→ Stored records
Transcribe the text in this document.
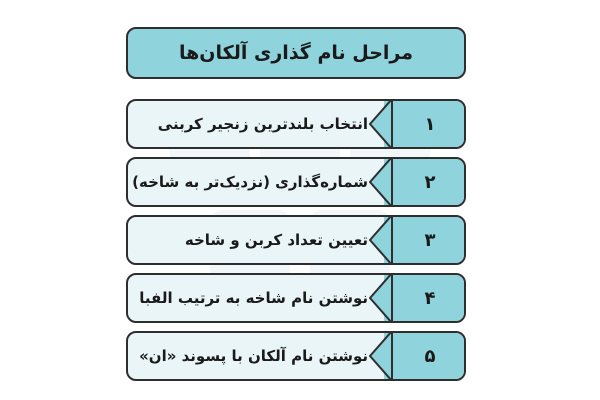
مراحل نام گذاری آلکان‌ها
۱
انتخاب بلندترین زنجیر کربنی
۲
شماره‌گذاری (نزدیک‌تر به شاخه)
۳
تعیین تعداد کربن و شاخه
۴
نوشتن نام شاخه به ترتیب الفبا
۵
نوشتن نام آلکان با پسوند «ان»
--
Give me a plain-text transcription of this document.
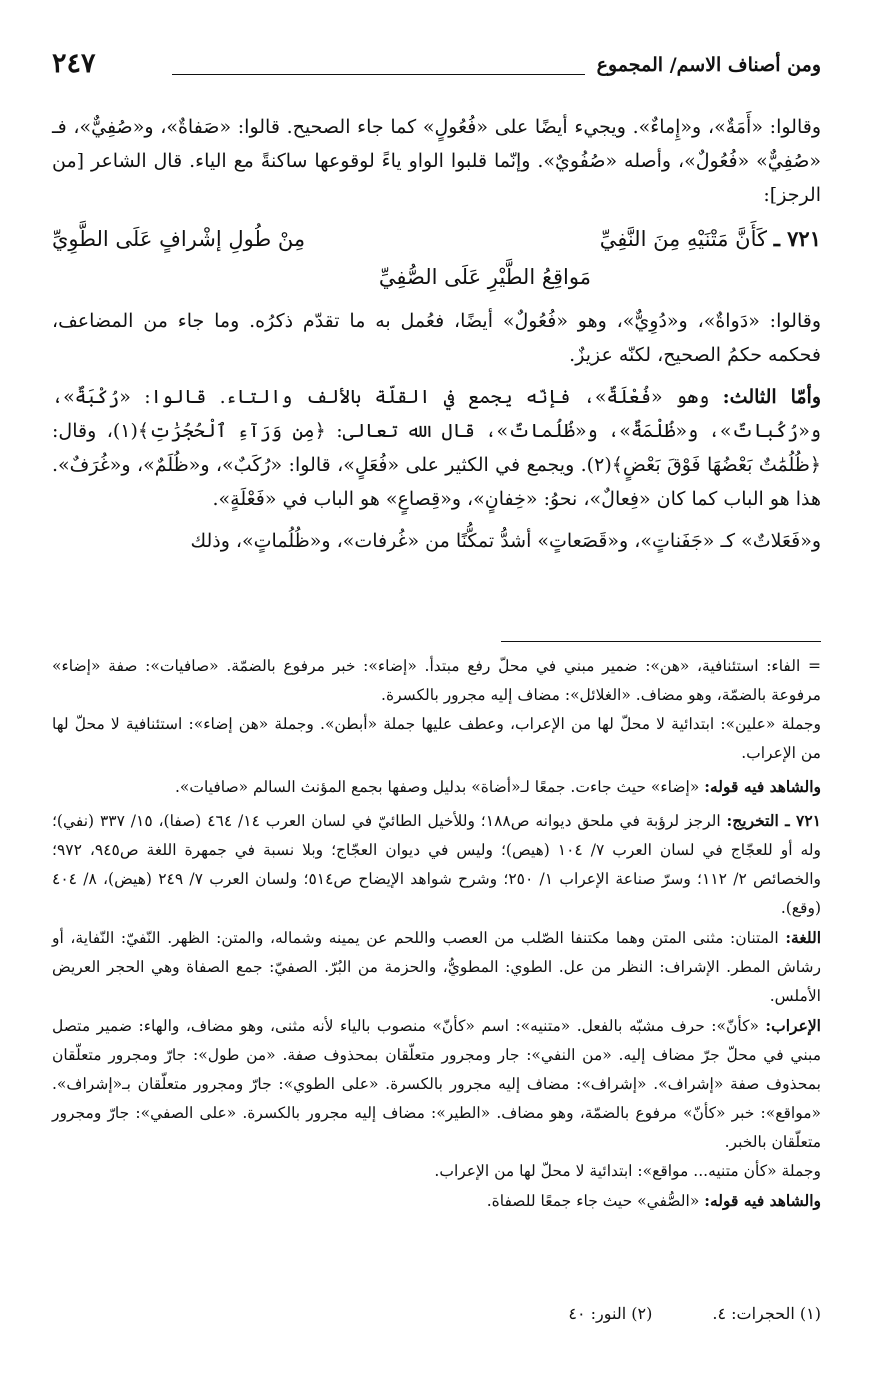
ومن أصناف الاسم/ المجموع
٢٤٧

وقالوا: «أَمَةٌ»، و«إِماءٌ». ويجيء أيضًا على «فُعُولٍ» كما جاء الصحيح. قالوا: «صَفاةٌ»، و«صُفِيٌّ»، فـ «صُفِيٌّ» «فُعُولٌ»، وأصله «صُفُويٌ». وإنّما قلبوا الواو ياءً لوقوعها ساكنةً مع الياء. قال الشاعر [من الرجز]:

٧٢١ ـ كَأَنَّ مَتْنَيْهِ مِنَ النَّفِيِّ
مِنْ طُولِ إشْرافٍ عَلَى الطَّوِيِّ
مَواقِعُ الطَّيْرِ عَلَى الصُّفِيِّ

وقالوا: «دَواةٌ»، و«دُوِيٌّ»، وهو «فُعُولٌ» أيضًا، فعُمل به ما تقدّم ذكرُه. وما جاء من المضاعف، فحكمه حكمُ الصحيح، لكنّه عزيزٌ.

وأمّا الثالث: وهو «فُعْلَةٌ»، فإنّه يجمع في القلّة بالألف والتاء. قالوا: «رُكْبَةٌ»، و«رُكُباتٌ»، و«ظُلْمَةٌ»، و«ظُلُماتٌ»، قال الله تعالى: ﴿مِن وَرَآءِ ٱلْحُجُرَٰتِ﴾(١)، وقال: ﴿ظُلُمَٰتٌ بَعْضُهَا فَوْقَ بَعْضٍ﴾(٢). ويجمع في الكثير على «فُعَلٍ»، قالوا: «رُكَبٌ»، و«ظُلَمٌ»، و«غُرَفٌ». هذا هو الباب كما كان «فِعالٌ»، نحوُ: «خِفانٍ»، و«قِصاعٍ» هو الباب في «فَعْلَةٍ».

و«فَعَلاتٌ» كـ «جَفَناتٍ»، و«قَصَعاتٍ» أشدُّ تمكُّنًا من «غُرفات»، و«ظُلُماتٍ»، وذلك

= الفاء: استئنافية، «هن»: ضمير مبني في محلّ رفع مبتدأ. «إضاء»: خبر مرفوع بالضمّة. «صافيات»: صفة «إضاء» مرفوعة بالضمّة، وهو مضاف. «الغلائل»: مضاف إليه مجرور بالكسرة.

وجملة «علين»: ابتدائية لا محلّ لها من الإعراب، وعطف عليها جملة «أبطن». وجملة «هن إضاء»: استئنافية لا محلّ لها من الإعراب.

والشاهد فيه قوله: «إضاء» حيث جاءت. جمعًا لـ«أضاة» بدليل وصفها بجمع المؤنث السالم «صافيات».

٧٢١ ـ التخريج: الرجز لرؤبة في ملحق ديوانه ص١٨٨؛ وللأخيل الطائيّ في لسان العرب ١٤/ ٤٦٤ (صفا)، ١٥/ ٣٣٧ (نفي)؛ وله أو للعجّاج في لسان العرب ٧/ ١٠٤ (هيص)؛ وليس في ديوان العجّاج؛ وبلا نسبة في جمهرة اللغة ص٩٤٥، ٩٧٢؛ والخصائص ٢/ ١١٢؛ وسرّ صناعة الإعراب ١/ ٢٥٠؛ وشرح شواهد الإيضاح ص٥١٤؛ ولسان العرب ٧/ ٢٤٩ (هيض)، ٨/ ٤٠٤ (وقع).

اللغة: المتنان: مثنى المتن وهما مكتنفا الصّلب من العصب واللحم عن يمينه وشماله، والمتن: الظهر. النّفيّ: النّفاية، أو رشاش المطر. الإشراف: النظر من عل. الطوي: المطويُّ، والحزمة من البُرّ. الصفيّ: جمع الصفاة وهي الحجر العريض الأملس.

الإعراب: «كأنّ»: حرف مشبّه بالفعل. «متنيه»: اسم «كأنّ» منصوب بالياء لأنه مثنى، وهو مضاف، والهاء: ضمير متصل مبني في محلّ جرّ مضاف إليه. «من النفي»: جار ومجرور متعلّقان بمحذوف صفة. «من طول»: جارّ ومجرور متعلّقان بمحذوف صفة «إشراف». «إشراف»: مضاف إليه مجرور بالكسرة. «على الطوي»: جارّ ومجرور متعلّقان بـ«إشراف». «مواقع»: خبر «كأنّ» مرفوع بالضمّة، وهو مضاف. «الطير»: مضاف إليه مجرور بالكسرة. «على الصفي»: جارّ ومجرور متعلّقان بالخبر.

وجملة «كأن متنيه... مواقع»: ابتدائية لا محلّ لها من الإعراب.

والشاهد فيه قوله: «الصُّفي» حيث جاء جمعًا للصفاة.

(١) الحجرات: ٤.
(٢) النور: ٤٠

→ GIVEN TASK
Reproduce each line of the entries in which the word "قوله" is found.

→ SOLUTION
والشاهد فيه قوله: «إضاء» حيث جاءت. جمعًا لـ«أضاة» بدليل وصفها بجمع المؤنث السالم «صافيات».
والشاهد فيه قوله: «الصُّفي» حيث جاء جمعًا للصفاة.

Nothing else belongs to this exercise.